Record set:
** Start **
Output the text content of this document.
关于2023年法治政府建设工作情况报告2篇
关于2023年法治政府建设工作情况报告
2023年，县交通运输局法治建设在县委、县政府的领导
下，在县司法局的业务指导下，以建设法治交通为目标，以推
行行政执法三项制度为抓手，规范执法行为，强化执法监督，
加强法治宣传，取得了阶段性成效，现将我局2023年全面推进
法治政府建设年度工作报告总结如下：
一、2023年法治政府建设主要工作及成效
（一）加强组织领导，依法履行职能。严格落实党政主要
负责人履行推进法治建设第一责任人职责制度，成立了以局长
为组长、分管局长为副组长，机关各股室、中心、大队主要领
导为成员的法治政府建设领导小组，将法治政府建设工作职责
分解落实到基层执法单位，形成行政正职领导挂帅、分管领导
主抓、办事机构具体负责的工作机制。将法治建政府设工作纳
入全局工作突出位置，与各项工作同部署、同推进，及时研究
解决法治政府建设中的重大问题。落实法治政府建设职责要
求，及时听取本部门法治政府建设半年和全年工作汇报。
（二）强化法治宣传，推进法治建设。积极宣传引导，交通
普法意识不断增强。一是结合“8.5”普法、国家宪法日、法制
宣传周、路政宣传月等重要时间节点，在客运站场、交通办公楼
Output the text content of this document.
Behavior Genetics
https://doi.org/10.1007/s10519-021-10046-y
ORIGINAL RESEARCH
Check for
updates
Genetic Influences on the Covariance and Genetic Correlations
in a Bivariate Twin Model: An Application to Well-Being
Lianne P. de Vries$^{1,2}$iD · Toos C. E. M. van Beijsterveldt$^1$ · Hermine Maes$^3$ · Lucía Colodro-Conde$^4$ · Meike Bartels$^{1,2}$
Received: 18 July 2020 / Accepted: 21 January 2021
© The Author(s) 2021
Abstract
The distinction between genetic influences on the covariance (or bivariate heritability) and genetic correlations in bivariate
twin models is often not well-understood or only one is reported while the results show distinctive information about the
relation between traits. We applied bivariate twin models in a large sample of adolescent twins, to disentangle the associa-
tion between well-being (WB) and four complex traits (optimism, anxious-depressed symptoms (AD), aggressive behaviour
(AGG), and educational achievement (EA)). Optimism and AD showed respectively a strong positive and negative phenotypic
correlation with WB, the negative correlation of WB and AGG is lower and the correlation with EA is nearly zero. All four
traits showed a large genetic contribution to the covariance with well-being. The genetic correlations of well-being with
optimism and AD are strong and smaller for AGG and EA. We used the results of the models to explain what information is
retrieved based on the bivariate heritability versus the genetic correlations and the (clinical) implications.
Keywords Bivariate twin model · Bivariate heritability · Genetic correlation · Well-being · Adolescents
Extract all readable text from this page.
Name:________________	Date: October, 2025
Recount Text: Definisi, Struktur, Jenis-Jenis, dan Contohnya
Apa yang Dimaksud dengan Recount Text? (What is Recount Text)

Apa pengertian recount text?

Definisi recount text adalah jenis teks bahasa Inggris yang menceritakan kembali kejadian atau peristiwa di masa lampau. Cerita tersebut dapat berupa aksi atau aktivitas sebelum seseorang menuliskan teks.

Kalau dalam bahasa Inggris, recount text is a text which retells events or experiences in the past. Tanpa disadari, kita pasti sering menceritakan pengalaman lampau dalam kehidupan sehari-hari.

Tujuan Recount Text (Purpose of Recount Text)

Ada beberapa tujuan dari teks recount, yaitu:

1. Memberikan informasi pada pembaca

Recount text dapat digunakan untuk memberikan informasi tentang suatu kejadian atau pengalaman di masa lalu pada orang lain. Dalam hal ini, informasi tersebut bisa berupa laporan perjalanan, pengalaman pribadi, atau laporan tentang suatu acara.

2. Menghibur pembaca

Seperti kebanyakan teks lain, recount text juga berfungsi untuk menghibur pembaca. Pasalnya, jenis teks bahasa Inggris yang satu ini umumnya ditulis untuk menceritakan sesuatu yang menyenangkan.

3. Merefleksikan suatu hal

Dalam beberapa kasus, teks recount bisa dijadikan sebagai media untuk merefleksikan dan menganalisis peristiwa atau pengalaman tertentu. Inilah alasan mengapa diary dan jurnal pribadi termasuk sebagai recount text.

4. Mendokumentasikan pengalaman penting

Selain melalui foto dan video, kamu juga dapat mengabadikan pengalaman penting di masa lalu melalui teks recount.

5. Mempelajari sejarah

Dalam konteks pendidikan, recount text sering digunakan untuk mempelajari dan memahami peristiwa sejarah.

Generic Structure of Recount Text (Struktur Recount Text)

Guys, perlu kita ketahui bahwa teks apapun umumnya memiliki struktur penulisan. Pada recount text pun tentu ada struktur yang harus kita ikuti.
** End **
What is being asked: Write the whole listing out again. Keep every line exactly as it is.

Expected answer:
Output the text content of this document.
关于2023年法治政府建设工作情况报告2篇
关于2023年法治政府建设工作情况报告
2023年，县交通运输局法治建设在县委、县政府的领导
下，在县司法局的业务指导下，以建设法治交通为目标，以推
行行政执法三项制度为抓手，规范执法行为，强化执法监督，
加强法治宣传，取得了阶段性成效，现将我局2023年全面推进
法治政府建设年度工作报告总结如下：
一、2023年法治政府建设主要工作及成效
（一）加强组织领导，依法履行职能。严格落实党政主要
负责人履行推进法治建设第一责任人职责制度，成立了以局长
为组长、分管局长为副组长，机关各股室、中心、大队主要领
导为成员的法治政府建设领导小组，将法治政府建设工作职责
分解落实到基层执法单位，形成行政正职领导挂帅、分管领导
主抓、办事机构具体负责的工作机制。将法治建政府设工作纳
入全局工作突出位置，与各项工作同部署、同推进，及时研究
解决法治政府建设中的重大问题。落实法治政府建设职责要
求，及时听取本部门法治政府建设半年和全年工作汇报。
（二）强化法治宣传，推进法治建设。积极宣传引导，交通
普法意识不断增强。一是结合“8.5”普法、国家宪法日、法制
宣传周、路政宣传月等重要时间节点，在客运站场、交通办公楼
Output the text content of this document.
Behavior Genetics
https://doi.org/10.1007/s10519-021-10046-y
ORIGINAL RESEARCH
Check for
updates
Genetic Influences on the Covariance and Genetic Correlations
in a Bivariate Twin Model: An Application to Well-Being
Lianne P. de Vries$^{1,2}$iD · Toos C. E. M. van Beijsterveldt$^1$ · Hermine Maes$^3$ · Lucía Colodro-Conde$^4$ · Meike Bartels$^{1,2}$
Received: 18 July 2020 / Accepted: 21 January 2021
© The Author(s) 2021
Abstract
The distinction between genetic influences on the covariance (or bivariate heritability) and genetic correlations in bivariate
twin models is often not well-understood or only one is reported while the results show distinctive information about the
relation between traits. We applied bivariate twin models in a large sample of adolescent twins, to disentangle the associa-
tion between well-being (WB) and four complex traits (optimism, anxious-depressed symptoms (AD), aggressive behaviour
(AGG), and educational achievement (EA)). Optimism and AD showed respectively a strong positive and negative phenotypic
correlation with WB, the negative correlation of WB and AGG is lower and the correlation with EA is nearly zero. All four
traits showed a large genetic contribution to the covariance with well-being. The genetic correlations of well-being with
optimism and AD are strong and smaller for AGG and EA. We used the results of the models to explain what information is
retrieved based on the bivariate heritability versus the genetic correlations and the (clinical) implications.
Keywords Bivariate twin model · Bivariate heritability · Genetic correlation · Well-being · Adolescents
Extract all readable text from this page.
Name:________________	Date: October, 2025
Recount Text: Definisi, Struktur, Jenis-Jenis, dan Contohnya
Apa yang Dimaksud dengan Recount Text? (What is Recount Text)

Apa pengertian recount text?

Definisi recount text adalah jenis teks bahasa Inggris yang menceritakan kembali kejadian atau peristiwa di masa lampau. Cerita tersebut dapat berupa aksi atau aktivitas sebelum seseorang menuliskan teks.

Kalau dalam bahasa Inggris, recount text is a text which retells events or experiences in the past. Tanpa disadari, kita pasti sering menceritakan pengalaman lampau dalam kehidupan sehari-hari.

Tujuan Recount Text (Purpose of Recount Text)

Ada beberapa tujuan dari teks recount, yaitu:

1. Memberikan informasi pada pembaca

Recount text dapat digunakan untuk memberikan informasi tentang suatu kejadian atau pengalaman di masa lalu pada orang lain. Dalam hal ini, informasi tersebut bisa berupa laporan perjalanan, pengalaman pribadi, atau laporan tentang suatu acara.

2. Menghibur pembaca

Seperti kebanyakan teks lain, recount text juga berfungsi untuk menghibur pembaca. Pasalnya, jenis teks bahasa Inggris yang satu ini umumnya ditulis untuk menceritakan sesuatu yang menyenangkan.

3. Merefleksikan suatu hal

Dalam beberapa kasus, teks recount bisa dijadikan sebagai media untuk merefleksikan dan menganalisis peristiwa atau pengalaman tertentu. Inilah alasan mengapa diary dan jurnal pribadi termasuk sebagai recount text.

4. Mendokumentasikan pengalaman penting

Selain melalui foto dan video, kamu juga dapat mengabadikan pengalaman penting di masa lalu melalui teks recount.

5. Mempelajari sejarah

Dalam konteks pendidikan, recount text sering digunakan untuk mempelajari dan memahami peristiwa sejarah.

Generic Structure of Recount Text (Struktur Recount Text)

Guys, perlu kita ketahui bahwa teks apapun umumnya memiliki struktur penulisan. Pada recount text pun tentu ada struktur yang harus kita ikuti.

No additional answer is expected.